<<<<

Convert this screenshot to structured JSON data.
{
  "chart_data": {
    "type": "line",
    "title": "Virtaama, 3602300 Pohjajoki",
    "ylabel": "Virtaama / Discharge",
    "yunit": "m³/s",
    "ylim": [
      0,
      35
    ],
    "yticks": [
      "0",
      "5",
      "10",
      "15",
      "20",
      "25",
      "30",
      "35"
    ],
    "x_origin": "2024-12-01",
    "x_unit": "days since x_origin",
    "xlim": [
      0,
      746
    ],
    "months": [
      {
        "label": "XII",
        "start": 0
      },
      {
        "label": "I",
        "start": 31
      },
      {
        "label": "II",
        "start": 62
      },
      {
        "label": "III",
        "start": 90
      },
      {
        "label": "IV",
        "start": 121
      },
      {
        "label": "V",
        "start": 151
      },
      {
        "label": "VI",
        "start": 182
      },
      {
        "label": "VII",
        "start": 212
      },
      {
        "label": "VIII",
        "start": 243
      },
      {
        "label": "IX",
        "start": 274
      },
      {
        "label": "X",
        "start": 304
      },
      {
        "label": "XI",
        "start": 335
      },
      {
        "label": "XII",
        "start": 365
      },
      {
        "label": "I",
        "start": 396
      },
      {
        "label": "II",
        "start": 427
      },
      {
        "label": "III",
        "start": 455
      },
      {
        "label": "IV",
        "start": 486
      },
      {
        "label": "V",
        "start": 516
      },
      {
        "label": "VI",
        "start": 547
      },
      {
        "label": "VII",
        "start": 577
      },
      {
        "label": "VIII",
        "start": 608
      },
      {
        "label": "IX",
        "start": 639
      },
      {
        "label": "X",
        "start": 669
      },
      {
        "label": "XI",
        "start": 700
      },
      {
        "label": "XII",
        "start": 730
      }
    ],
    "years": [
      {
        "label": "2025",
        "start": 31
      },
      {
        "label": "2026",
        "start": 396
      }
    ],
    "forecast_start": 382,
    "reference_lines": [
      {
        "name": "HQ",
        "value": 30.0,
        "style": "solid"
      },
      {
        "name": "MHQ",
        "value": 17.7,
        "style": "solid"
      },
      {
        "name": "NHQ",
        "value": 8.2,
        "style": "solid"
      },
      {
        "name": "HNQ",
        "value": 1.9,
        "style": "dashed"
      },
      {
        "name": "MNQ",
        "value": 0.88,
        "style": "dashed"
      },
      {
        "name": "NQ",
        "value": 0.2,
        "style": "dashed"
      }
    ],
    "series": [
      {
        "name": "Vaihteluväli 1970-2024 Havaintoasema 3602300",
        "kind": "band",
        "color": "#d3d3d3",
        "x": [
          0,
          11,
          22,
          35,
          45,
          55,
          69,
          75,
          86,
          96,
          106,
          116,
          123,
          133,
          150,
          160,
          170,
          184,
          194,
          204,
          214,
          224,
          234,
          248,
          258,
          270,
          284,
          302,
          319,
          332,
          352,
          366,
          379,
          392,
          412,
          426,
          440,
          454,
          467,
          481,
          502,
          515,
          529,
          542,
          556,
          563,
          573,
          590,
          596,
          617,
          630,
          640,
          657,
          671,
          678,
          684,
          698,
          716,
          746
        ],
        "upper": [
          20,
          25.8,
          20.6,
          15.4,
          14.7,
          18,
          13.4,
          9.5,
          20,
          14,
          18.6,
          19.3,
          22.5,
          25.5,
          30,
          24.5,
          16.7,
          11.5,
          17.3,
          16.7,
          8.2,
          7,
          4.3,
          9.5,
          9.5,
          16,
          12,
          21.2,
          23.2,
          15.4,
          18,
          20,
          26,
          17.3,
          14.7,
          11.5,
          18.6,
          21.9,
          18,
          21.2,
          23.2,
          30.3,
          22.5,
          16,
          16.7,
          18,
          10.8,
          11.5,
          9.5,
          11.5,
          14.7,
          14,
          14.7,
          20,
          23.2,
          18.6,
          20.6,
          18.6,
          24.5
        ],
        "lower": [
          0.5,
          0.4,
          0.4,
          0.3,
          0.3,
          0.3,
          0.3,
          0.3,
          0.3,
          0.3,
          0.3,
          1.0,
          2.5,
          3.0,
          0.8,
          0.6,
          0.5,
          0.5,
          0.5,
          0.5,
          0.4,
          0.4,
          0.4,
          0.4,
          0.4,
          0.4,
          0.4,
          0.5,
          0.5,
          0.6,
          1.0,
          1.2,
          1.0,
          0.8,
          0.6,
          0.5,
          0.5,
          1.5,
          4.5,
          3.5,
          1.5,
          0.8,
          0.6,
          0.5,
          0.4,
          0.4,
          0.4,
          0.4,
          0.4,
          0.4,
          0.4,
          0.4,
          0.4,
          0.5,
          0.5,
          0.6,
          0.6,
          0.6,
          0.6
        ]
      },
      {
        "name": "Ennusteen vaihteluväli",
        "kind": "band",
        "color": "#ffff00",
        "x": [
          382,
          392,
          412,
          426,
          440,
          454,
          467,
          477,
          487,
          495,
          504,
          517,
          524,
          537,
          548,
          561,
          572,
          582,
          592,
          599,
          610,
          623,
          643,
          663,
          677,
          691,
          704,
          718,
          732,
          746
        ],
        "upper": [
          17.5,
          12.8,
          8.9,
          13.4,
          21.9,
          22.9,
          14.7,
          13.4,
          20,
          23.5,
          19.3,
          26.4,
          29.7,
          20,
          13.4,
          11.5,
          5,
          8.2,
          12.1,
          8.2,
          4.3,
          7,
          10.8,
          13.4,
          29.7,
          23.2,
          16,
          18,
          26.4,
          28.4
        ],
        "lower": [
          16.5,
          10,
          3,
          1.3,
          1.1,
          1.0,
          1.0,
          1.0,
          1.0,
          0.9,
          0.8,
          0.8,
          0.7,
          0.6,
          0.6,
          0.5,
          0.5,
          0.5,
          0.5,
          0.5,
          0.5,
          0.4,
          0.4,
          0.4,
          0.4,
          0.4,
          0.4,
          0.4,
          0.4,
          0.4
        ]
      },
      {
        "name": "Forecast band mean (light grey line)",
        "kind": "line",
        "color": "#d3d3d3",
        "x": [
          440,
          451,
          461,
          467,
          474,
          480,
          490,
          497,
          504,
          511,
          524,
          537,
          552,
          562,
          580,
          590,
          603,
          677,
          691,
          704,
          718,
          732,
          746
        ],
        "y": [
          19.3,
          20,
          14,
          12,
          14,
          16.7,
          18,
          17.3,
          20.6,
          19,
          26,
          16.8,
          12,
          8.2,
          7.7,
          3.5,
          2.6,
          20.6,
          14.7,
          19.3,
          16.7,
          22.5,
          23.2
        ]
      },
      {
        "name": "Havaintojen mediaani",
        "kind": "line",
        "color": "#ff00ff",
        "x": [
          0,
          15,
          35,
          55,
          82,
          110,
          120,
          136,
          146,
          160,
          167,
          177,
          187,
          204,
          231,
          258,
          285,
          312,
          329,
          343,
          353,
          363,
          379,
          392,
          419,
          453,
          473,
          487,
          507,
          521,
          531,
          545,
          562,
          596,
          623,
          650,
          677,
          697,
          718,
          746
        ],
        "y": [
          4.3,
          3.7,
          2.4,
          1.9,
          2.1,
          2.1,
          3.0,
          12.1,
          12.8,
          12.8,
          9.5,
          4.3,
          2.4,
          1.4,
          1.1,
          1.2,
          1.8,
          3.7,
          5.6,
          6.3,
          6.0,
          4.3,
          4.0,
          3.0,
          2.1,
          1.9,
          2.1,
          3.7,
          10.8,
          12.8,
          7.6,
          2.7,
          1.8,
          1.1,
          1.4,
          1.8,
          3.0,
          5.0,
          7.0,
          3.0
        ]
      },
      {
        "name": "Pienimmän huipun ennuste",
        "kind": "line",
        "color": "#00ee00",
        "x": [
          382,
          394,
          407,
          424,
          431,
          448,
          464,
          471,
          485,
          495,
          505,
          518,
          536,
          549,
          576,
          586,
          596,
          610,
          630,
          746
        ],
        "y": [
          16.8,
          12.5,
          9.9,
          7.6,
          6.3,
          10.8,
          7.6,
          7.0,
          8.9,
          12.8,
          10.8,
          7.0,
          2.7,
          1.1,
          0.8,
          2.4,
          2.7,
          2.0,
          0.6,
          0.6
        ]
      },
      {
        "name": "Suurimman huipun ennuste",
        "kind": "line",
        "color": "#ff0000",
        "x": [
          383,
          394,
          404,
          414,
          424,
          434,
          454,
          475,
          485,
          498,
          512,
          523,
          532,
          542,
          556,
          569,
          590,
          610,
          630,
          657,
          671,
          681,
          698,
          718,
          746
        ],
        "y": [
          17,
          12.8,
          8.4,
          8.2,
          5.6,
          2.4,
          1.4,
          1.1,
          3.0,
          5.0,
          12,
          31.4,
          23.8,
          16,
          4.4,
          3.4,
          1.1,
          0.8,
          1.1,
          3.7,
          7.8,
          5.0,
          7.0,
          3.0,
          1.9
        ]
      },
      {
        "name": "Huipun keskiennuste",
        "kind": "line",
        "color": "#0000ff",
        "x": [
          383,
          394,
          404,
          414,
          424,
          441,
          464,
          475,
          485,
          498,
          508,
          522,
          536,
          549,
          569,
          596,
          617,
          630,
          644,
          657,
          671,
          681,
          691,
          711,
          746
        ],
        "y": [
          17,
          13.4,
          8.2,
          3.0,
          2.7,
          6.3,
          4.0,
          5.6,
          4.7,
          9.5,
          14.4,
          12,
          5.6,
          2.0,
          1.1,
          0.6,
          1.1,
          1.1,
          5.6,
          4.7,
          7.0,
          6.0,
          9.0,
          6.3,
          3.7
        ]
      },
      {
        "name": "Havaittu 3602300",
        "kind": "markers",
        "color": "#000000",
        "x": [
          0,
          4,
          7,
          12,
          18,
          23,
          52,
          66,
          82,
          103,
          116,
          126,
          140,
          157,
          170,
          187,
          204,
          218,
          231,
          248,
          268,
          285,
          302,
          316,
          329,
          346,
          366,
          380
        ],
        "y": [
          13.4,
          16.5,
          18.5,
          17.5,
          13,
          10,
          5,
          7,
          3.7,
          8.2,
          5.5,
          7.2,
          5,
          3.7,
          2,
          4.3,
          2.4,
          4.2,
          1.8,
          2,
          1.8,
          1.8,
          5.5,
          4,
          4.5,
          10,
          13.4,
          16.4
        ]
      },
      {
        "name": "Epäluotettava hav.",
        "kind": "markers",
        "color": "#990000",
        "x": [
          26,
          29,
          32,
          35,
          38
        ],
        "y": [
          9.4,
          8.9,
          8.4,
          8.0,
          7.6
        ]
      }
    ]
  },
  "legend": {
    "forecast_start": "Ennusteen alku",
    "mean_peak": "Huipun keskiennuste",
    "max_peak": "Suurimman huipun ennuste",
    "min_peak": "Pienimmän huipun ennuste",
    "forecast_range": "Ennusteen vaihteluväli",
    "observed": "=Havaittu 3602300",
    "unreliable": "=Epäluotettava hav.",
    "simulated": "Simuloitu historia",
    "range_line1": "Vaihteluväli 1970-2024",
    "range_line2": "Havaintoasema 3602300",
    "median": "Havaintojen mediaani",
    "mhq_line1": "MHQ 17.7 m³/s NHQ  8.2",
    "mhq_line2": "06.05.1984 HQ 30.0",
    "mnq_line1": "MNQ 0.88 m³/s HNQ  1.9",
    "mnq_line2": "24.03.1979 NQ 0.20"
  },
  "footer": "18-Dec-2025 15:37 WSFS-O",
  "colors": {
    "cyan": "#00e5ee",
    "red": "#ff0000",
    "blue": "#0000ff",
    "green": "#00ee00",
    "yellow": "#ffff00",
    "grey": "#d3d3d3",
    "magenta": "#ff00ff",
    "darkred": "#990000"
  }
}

>>>>

Exercise details: From the data above, pick out each line containing "Ennusteen" and copy it.

Written response:
        "name": "Ennusteen vaihteluväli",
    "forecast_start": "Ennusteen alku",
    "forecast_range": "Ennusteen vaihteluväli",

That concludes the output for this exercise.